YOUR OBJECTIVE:
Copy out the notebook code below for extracting frames from video files, reproducing every line, indent, and character precisely.

DOCUMENT EXCERPT:
^^^^^^^^^^^^^^^^

In [None]:
import os
import re

import cv2
from tqdm import tqdm

# Frame Extracter

In [None]:
input_dir = r'E:\Dataset\Video'
output_dir = r'E:\Dataset\Frame'

In [None]:
video_files = [f for f in os.listdir(input_dir)]

for video_name in video_files:
    video_path = os.path.join(input_dir, video_name)
    vid = cv2.VideoCapture(video_path)
    
    if not vid.isOpened():
        print(f"failed to open {video_name}")
        continue
    
    current_frame = 0
    sign_name = os.path.splitext(video_name)[0]
    data_folder = os.path.join(output_dir, sign_name)

    if not os.path.exists(data_folder):
        os.makedirs(data_folder)

    while (True):

        success, frame = vid.read()
        if not success:
            break
        
        # rotated_frame = cv2.rotate(frame, cv2.ROTATE_90_CLOCKWISE)
        
        cv2.imshow("output", frame)

^^^^^^^^^^^^^^^^

SUPPLIED DATA:

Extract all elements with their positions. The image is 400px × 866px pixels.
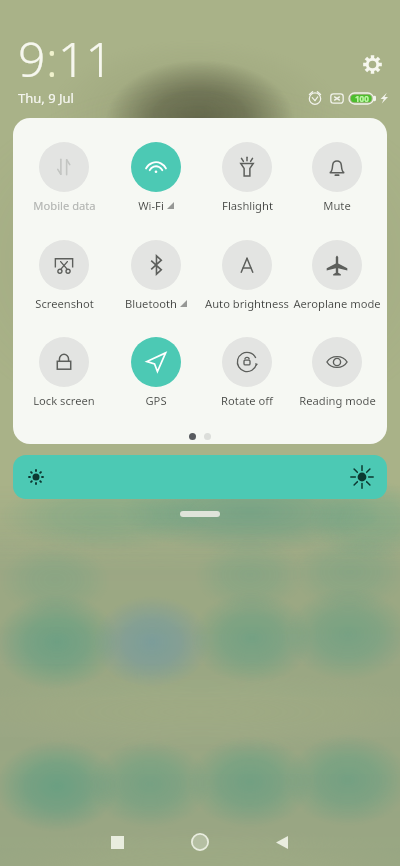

^^^^^^^^^^^^^^^^

WORKED SOLUTION:
In [None]:
import os
import re

import cv2
from tqdm import tqdm

# Frame Extracter

In [None]:
input_dir = r'E:\Dataset\Video'
output_dir = r'E:\Dataset\Frame'

In [None]:
video_files = [f for f in os.listdir(input_dir)]

for video_name in video_files:
    video_path = os.path.join(input_dir, video_name)
    vid = cv2.VideoCapture(video_path)
    
    if not vid.isOpened():
        print(f"failed to open {video_name}")
        continue
    
    current_frame = 0
    sign_name = os.path.splitext(video_name)[0]
    data_folder = os.path.join(output_dir, sign_name)

    if not os.path.exists(data_folder):
        os.makedirs(data_folder)

    while (True):

        success, frame = vid.read()
        if not success:
            break
        
        # rotated_frame = cv2.rotate(frame, cv2.ROTATE_90_CLOCKWISE)
        
        cv2.imshow("output", frame)